WHAT TO DO: Could you revise the data below so that every "colorbar" becomes "color-scale", leaving everything else unchanged?

RECORDS FOR THIS EXERCISE:
★ ★ ★ ★ ★

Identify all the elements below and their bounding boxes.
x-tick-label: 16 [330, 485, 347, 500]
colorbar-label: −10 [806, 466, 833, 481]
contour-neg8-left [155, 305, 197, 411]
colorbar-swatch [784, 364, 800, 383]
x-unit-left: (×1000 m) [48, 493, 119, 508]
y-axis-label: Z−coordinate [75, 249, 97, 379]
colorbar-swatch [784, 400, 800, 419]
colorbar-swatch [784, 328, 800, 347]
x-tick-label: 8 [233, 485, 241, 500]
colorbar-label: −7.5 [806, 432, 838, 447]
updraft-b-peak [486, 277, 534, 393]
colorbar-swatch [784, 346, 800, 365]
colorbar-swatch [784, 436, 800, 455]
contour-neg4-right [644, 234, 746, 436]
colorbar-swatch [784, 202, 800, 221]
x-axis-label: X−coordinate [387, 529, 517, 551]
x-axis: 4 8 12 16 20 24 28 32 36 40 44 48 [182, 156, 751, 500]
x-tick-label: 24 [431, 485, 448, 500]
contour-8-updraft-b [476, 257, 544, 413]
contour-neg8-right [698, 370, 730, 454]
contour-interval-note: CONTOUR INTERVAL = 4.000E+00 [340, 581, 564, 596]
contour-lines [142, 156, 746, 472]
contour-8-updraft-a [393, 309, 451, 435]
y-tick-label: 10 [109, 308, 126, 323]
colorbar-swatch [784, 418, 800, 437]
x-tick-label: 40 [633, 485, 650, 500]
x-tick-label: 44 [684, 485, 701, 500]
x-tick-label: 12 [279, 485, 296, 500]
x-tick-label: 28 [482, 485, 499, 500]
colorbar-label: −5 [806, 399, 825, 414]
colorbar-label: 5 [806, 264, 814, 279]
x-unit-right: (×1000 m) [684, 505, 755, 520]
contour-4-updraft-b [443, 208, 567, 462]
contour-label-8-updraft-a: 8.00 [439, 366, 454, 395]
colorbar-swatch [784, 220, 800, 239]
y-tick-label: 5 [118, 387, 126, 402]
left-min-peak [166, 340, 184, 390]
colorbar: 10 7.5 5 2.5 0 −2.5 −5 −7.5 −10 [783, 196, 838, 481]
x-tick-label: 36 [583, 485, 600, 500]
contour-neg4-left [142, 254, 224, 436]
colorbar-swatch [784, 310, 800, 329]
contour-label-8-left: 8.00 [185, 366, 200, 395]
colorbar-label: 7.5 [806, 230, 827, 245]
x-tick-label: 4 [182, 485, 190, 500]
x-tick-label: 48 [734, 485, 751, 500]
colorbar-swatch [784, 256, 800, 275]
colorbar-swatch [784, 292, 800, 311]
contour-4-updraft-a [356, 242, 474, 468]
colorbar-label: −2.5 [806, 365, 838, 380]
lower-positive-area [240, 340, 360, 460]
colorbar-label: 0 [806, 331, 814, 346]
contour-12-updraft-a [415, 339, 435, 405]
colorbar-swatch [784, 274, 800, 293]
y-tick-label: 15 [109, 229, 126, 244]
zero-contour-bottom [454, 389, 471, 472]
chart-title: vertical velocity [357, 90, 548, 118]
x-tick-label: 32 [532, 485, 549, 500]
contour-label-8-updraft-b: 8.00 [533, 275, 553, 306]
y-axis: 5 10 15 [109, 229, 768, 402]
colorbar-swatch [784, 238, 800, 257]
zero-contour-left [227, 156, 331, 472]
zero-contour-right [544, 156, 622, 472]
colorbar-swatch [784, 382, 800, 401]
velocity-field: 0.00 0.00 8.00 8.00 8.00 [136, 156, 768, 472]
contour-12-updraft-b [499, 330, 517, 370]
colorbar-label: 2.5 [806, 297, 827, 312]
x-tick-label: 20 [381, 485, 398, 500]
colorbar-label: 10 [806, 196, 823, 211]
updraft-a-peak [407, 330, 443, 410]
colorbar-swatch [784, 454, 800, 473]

★ ★ ★ ★ ★

OUTPUT OF THE EXERCISE:
Identify all the elements below and their bounding boxes.
x-tick-label: 16 [330, 485, 347, 500]
color-scale-label: −10 [806, 466, 833, 481]
contour-neg8-left [155, 305, 197, 411]
color-scale-swatch [784, 364, 800, 383]
x-unit-left: (×1000 m) [48, 493, 119, 508]
y-axis-label: Z−coordinate [75, 249, 97, 379]
color-scale-swatch [784, 400, 800, 419]
color-scale-swatch [784, 328, 800, 347]
x-tick-label: 8 [233, 485, 241, 500]
color-scale-label: −7.5 [806, 432, 838, 447]
updraft-b-peak [486, 277, 534, 393]
color-scale-swatch [784, 346, 800, 365]
color-scale-swatch [784, 436, 800, 455]
contour-neg4-right [644, 234, 746, 436]
color-scale-swatch [784, 202, 800, 221]
x-axis-label: X−coordinate [387, 529, 517, 551]
x-axis: 4 8 12 16 20 24 28 32 36 40 44 48 [182, 156, 751, 500]
x-tick-label: 24 [431, 485, 448, 500]
contour-8-updraft-b [476, 257, 544, 413]
contour-neg8-right [698, 370, 730, 454]
contour-interval-note: CONTOUR INTERVAL = 4.000E+00 [340, 581, 564, 596]
contour-lines [142, 156, 746, 472]
contour-8-updraft-a [393, 309, 451, 435]
y-tick-label: 10 [109, 308, 126, 323]
color-scale-swatch [784, 418, 800, 437]
x-tick-label: 40 [633, 485, 650, 500]
x-tick-label: 44 [684, 485, 701, 500]
x-tick-label: 12 [279, 485, 296, 500]
x-tick-label: 28 [482, 485, 499, 500]
color-scale-label: −5 [806, 399, 825, 414]
color-scale-label: 5 [806, 264, 814, 279]
x-unit-right: (×1000 m) [684, 505, 755, 520]
contour-4-updraft-b [443, 208, 567, 462]
contour-label-8-updraft-a: 8.00 [439, 366, 454, 395]
color-scale-swatch [784, 220, 800, 239]
y-tick-label: 5 [118, 387, 126, 402]
left-min-peak [166, 340, 184, 390]
color-scale: 10 7.5 5 2.5 0 −2.5 −5 −7.5 −10 [783, 196, 838, 481]
x-tick-label: 36 [583, 485, 600, 500]
contour-neg4-left [142, 254, 224, 436]
color-scale-swatch [784, 310, 800, 329]
contour-label-8-left: 8.00 [185, 366, 200, 395]
color-scale-label: 7.5 [806, 230, 827, 245]
x-tick-label: 4 [182, 485, 190, 500]
x-tick-label: 48 [734, 485, 751, 500]
color-scale-swatch [784, 256, 800, 275]
color-scale-swatch [784, 292, 800, 311]
contour-4-updraft-a [356, 242, 474, 468]
color-scale-label: −2.5 [806, 365, 838, 380]
lower-positive-area [240, 340, 360, 460]
color-scale-label: 0 [806, 331, 814, 346]
contour-12-updraft-a [415, 339, 435, 405]
color-scale-swatch [784, 274, 800, 293]
y-tick-label: 15 [109, 229, 126, 244]
zero-contour-bottom [454, 389, 471, 472]
chart-title: vertical velocity [357, 90, 548, 118]
x-tick-label: 32 [532, 485, 549, 500]
contour-label-8-updraft-b: 8.00 [533, 275, 553, 306]
y-axis: 5 10 15 [109, 229, 768, 402]
color-scale-swatch [784, 238, 800, 257]
zero-contour-left [227, 156, 331, 472]
zero-contour-right [544, 156, 622, 472]
color-scale-swatch [784, 382, 800, 401]
velocity-field: 0.00 0.00 8.00 8.00 8.00 [136, 156, 768, 472]
contour-12-updraft-b [499, 330, 517, 370]
color-scale-label: 2.5 [806, 297, 827, 312]
x-tick-label: 20 [381, 485, 398, 500]
color-scale-label: 10 [806, 196, 823, 211]
updraft-a-peak [407, 330, 443, 410]
color-scale-swatch [784, 454, 800, 473]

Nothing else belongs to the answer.